Using the records provided below, locate and copy each line that contains the word "sospecha".

# EXERCISE DATA:
== == ==

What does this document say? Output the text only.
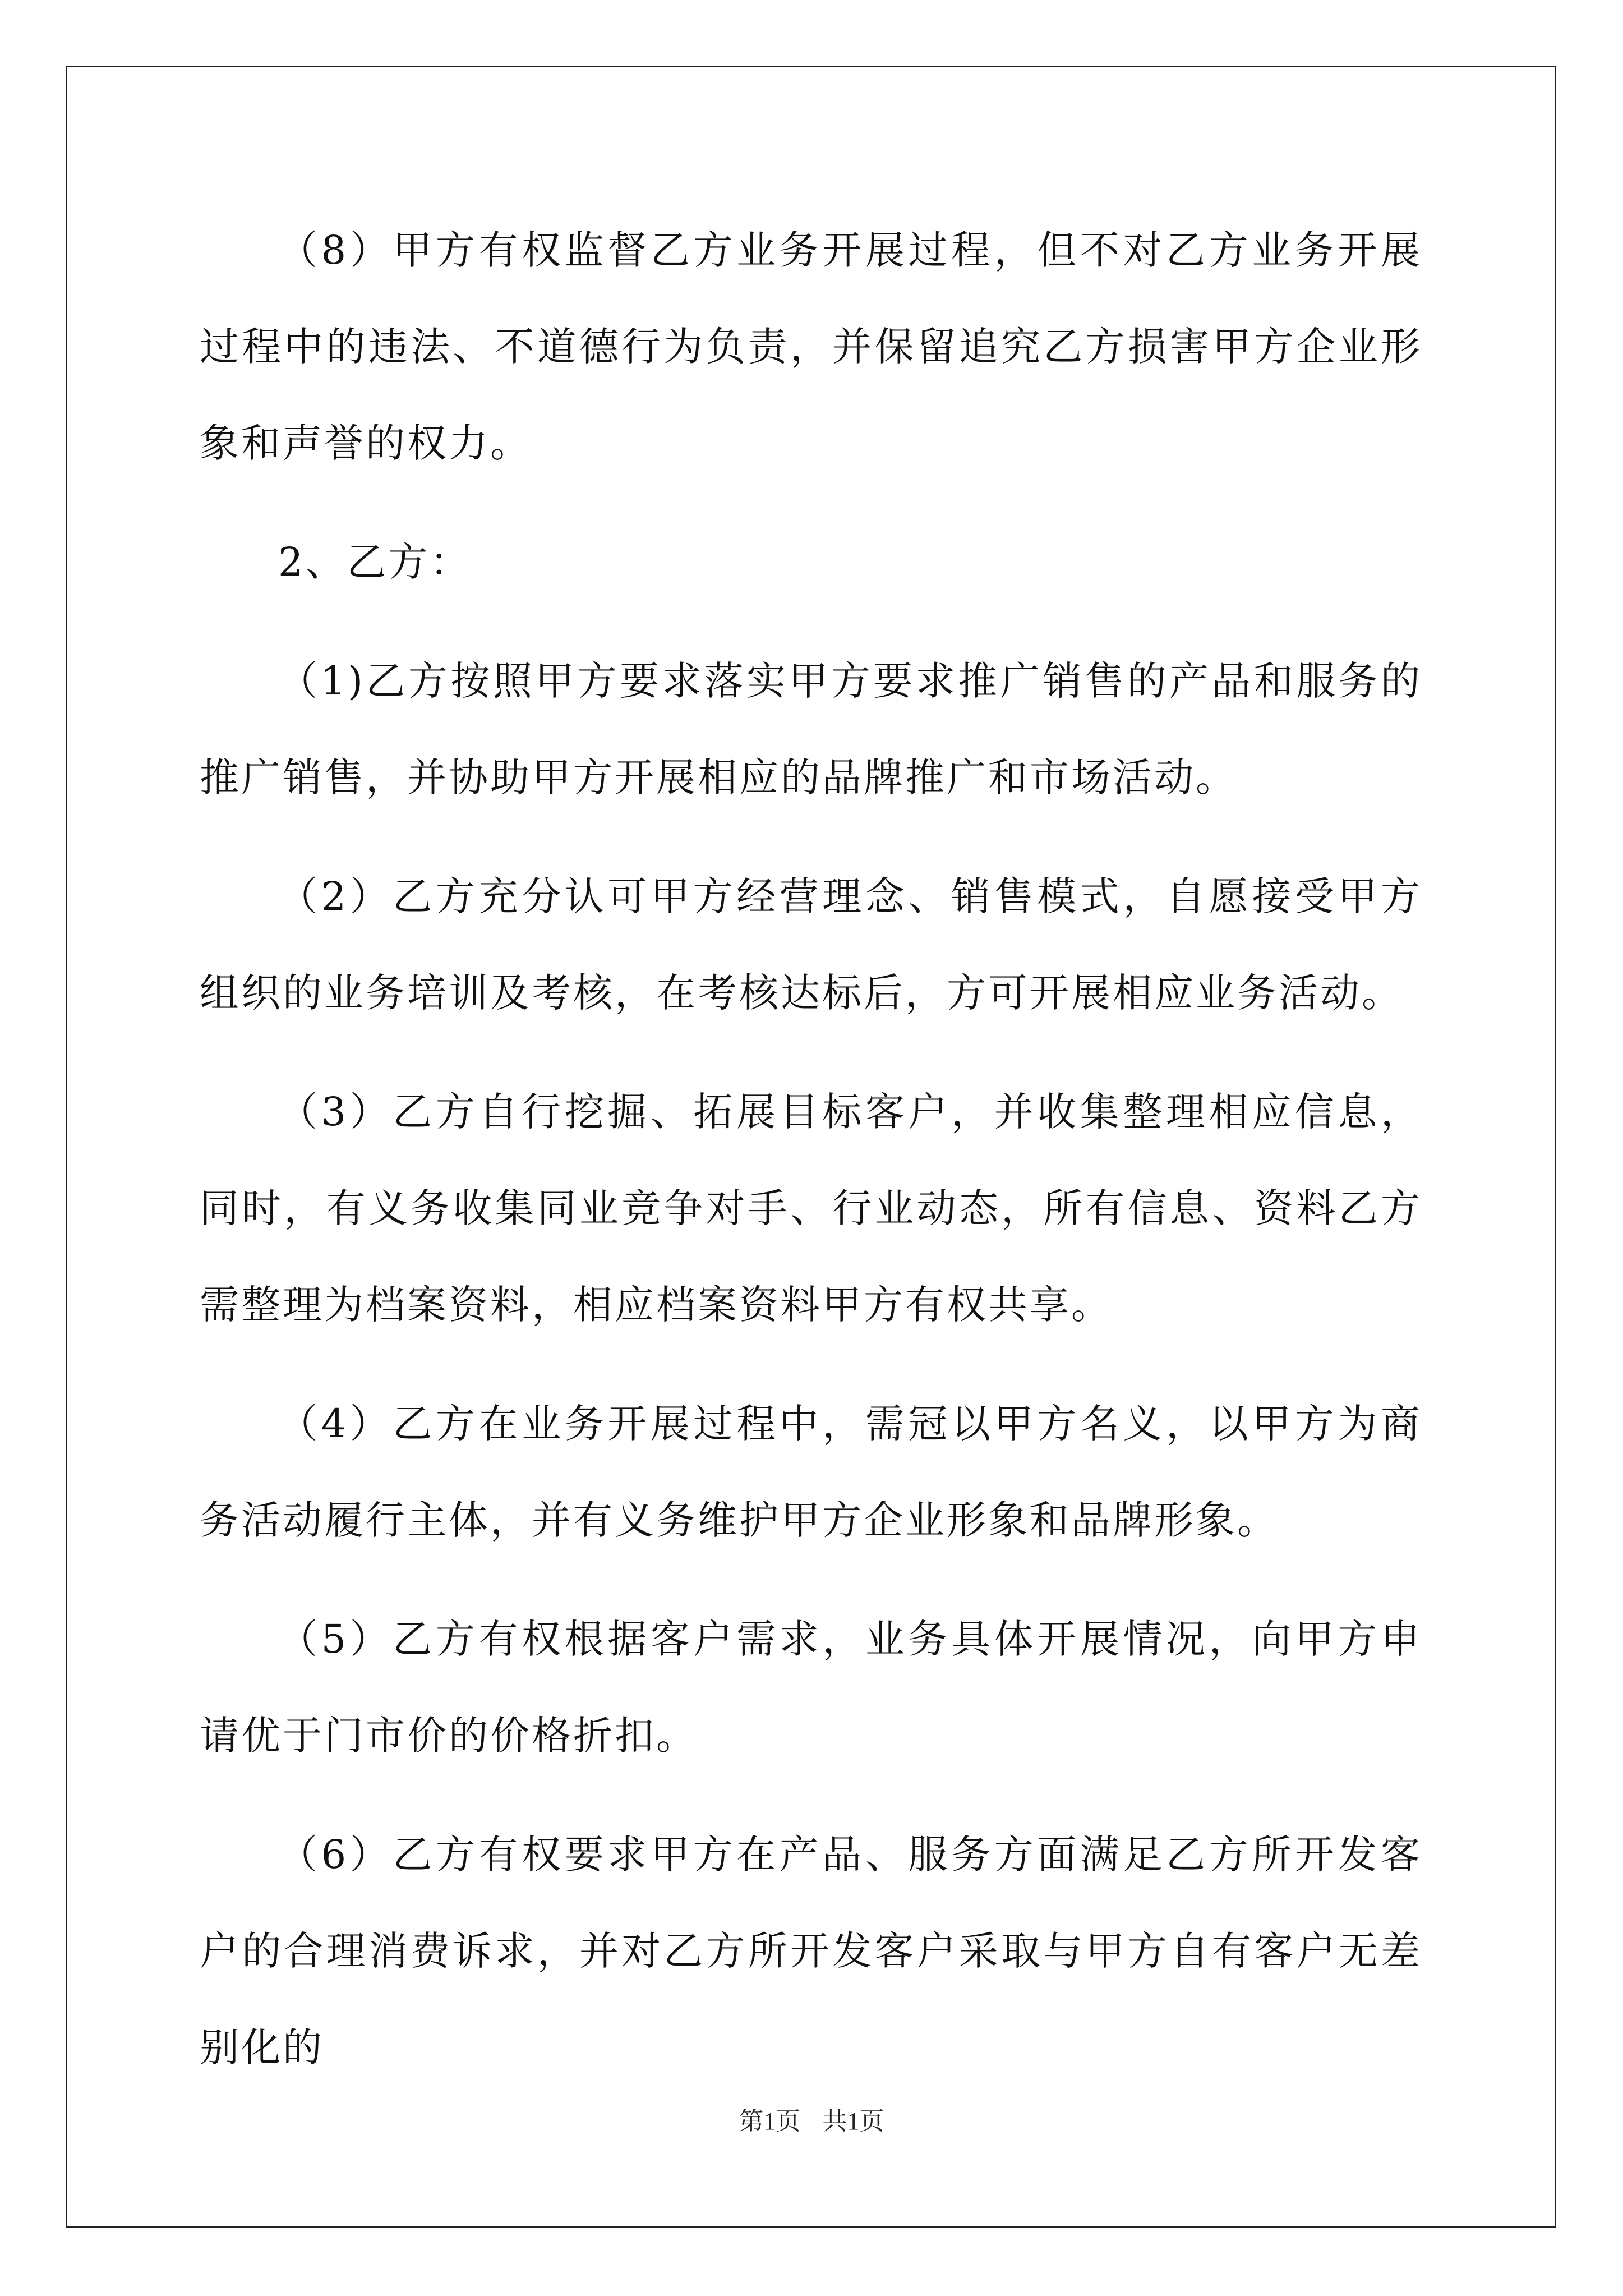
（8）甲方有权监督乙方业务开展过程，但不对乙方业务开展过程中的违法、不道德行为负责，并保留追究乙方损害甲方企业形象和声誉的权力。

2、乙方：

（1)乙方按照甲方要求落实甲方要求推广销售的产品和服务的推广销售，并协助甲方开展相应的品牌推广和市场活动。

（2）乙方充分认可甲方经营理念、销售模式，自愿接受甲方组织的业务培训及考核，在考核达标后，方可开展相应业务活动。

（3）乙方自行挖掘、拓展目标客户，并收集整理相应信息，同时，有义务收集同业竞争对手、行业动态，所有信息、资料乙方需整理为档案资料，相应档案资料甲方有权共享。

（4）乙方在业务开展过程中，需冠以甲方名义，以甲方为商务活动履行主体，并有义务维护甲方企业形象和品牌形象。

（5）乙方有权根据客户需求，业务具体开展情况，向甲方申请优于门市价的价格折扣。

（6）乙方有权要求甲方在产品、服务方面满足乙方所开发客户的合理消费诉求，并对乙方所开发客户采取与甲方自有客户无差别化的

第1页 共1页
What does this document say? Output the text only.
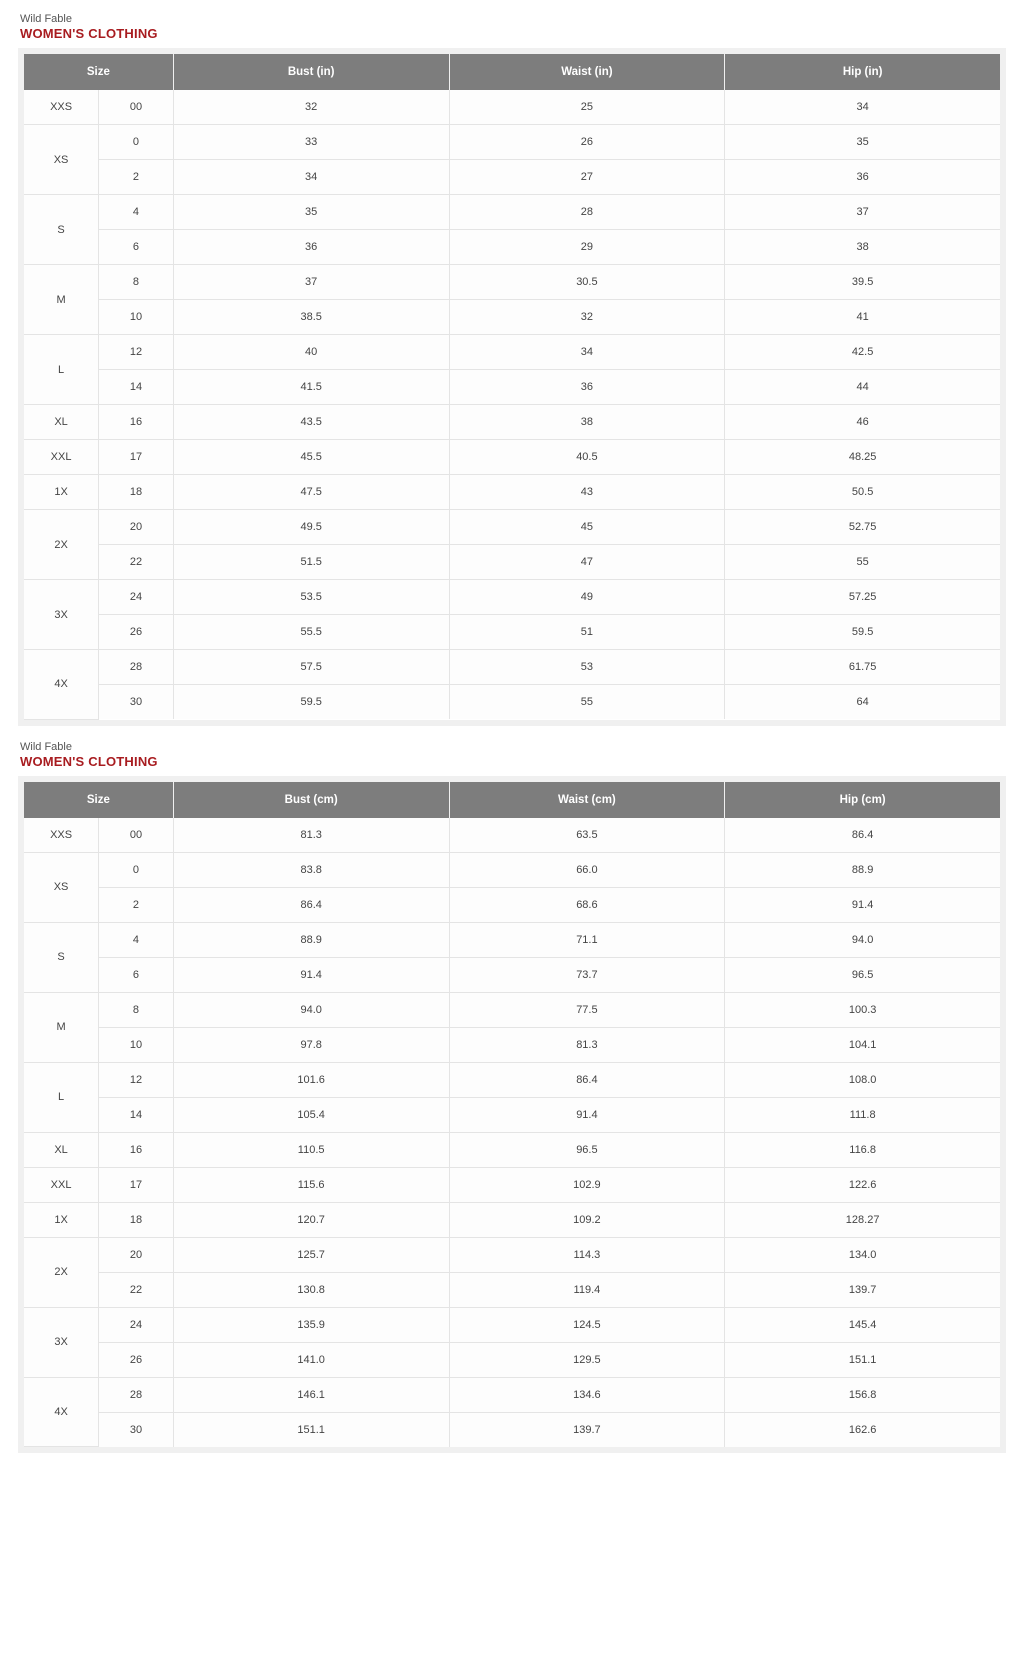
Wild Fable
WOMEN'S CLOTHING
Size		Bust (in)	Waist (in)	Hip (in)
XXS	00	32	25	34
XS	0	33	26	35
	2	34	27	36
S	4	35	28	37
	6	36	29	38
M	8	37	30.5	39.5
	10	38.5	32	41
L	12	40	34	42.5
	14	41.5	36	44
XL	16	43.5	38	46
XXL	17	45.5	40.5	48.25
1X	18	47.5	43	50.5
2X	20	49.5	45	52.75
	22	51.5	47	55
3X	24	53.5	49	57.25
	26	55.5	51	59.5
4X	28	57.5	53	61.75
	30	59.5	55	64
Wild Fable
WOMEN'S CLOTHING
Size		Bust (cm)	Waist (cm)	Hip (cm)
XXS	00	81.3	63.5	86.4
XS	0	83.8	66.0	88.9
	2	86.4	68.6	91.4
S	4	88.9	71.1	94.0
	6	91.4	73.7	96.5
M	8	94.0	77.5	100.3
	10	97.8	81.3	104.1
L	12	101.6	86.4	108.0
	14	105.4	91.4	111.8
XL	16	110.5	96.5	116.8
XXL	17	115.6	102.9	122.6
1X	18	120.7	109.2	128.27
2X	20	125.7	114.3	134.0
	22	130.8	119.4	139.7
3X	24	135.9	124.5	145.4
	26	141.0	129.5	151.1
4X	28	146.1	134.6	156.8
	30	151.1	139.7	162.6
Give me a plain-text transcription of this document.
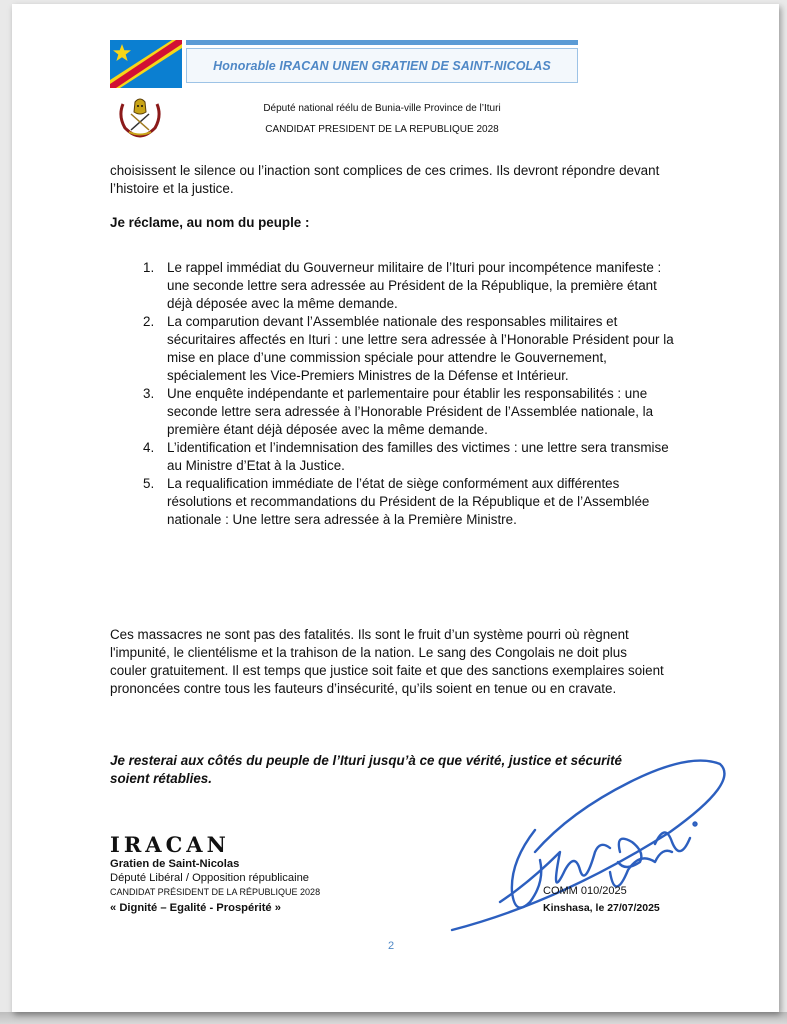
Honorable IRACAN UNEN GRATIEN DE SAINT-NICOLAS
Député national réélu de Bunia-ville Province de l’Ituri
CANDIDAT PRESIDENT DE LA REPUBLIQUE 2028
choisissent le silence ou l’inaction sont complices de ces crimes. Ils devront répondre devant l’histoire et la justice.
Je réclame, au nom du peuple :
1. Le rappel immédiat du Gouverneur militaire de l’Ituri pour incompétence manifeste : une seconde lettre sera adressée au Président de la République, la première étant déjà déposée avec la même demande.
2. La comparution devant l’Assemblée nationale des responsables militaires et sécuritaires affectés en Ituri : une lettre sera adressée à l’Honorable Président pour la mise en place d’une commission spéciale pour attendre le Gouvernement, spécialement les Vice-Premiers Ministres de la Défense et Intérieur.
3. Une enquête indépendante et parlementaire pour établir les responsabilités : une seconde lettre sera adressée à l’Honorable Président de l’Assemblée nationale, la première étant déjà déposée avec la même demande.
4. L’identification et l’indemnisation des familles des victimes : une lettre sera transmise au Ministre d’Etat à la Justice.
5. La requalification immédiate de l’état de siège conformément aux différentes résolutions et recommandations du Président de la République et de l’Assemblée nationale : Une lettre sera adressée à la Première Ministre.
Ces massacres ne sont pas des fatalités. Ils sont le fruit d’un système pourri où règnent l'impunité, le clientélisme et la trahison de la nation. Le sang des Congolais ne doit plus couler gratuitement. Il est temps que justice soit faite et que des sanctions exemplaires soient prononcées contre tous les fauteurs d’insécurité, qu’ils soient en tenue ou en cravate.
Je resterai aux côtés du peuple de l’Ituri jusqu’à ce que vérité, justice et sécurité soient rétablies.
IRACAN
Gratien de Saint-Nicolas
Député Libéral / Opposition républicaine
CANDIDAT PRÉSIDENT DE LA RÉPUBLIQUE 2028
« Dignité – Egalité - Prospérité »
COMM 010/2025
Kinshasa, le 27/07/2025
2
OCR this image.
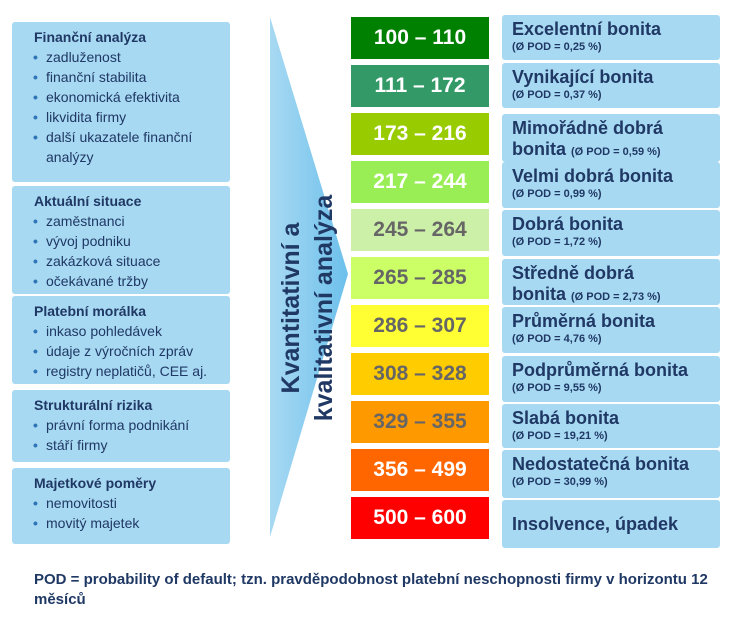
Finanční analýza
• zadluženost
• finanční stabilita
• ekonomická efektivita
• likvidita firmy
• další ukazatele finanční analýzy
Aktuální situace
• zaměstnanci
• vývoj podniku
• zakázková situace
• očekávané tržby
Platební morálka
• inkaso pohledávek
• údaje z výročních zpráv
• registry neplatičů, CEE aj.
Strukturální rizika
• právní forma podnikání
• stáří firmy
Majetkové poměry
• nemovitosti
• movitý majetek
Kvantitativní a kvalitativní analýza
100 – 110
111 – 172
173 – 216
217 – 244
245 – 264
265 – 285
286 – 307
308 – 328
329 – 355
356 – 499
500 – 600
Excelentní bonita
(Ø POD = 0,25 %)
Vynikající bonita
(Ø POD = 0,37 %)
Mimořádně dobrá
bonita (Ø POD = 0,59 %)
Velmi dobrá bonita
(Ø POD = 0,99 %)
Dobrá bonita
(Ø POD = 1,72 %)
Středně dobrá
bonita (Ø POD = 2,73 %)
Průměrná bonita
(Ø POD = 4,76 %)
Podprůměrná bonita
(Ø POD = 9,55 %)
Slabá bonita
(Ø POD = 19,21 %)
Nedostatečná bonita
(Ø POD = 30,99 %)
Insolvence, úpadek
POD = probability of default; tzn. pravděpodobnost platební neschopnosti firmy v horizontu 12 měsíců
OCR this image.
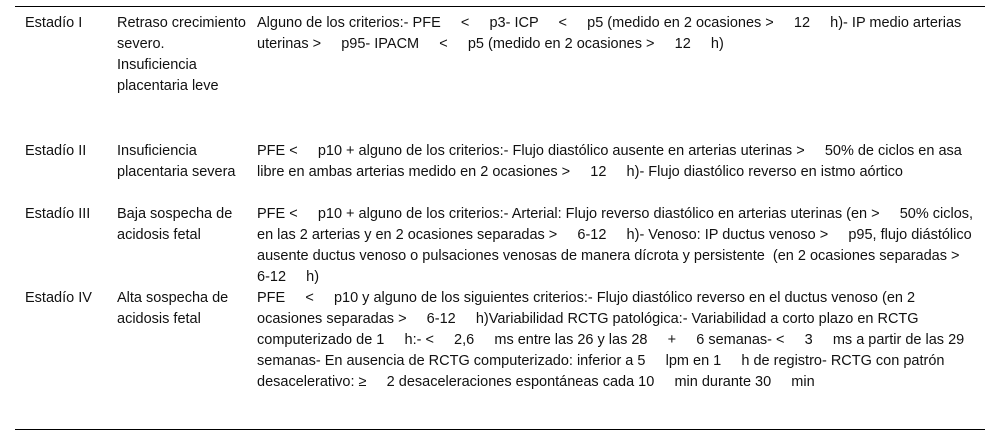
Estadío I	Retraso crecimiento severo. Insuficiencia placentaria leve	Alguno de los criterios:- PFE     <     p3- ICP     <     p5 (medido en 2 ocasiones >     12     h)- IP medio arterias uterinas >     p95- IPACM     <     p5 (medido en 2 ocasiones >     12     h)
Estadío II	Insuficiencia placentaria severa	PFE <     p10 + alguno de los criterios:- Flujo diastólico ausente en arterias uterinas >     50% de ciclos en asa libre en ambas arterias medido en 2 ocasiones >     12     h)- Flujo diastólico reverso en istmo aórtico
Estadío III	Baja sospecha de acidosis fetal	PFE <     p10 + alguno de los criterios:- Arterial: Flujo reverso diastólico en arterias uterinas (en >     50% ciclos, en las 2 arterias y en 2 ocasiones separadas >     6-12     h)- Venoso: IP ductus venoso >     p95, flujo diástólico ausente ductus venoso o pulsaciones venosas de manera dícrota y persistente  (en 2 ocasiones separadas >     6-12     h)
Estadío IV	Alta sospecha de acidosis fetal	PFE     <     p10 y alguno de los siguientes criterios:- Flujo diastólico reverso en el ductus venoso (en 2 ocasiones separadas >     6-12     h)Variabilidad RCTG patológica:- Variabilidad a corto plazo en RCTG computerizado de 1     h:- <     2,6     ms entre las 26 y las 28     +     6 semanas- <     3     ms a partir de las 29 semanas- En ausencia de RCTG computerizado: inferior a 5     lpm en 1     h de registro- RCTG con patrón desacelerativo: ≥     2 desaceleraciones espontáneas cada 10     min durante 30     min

== == ==

# ANSWER TO THIS TASK:
Estadío III	Baja sospecha de acidosis fetal	PFE <     p10 + alguno de los criterios:- Arterial: Flujo reverso diastólico en arterias uterinas (en >     50% ciclos, en las 2 arterias y en 2 ocasiones separadas >     6-12     h)- Venoso: IP ductus venoso >     p95, flujo diástólico ausente ductus venoso o pulsaciones venosas de manera dícrota y persistente  (en 2 ocasiones separadas >     6-12     h)
Estadío IV	Alta sospecha de acidosis fetal	PFE     <     p10 y alguno de los siguientes criterios:- Flujo diastólico reverso en el ductus venoso (en 2 ocasiones separadas >     6-12     h)Variabilidad RCTG patológica:- Variabilidad a corto plazo en RCTG computerizado de 1     h:- <     2,6     ms entre las 26 y las 28     +     6 semanas- <     3     ms a partir de las 29 semanas- En ausencia de RCTG computerizado: inferior a 5     lpm en 1     h de registro- RCTG con patrón desacelerativo: ≥     2 desaceleraciones espontáneas cada 10     min durante 30     min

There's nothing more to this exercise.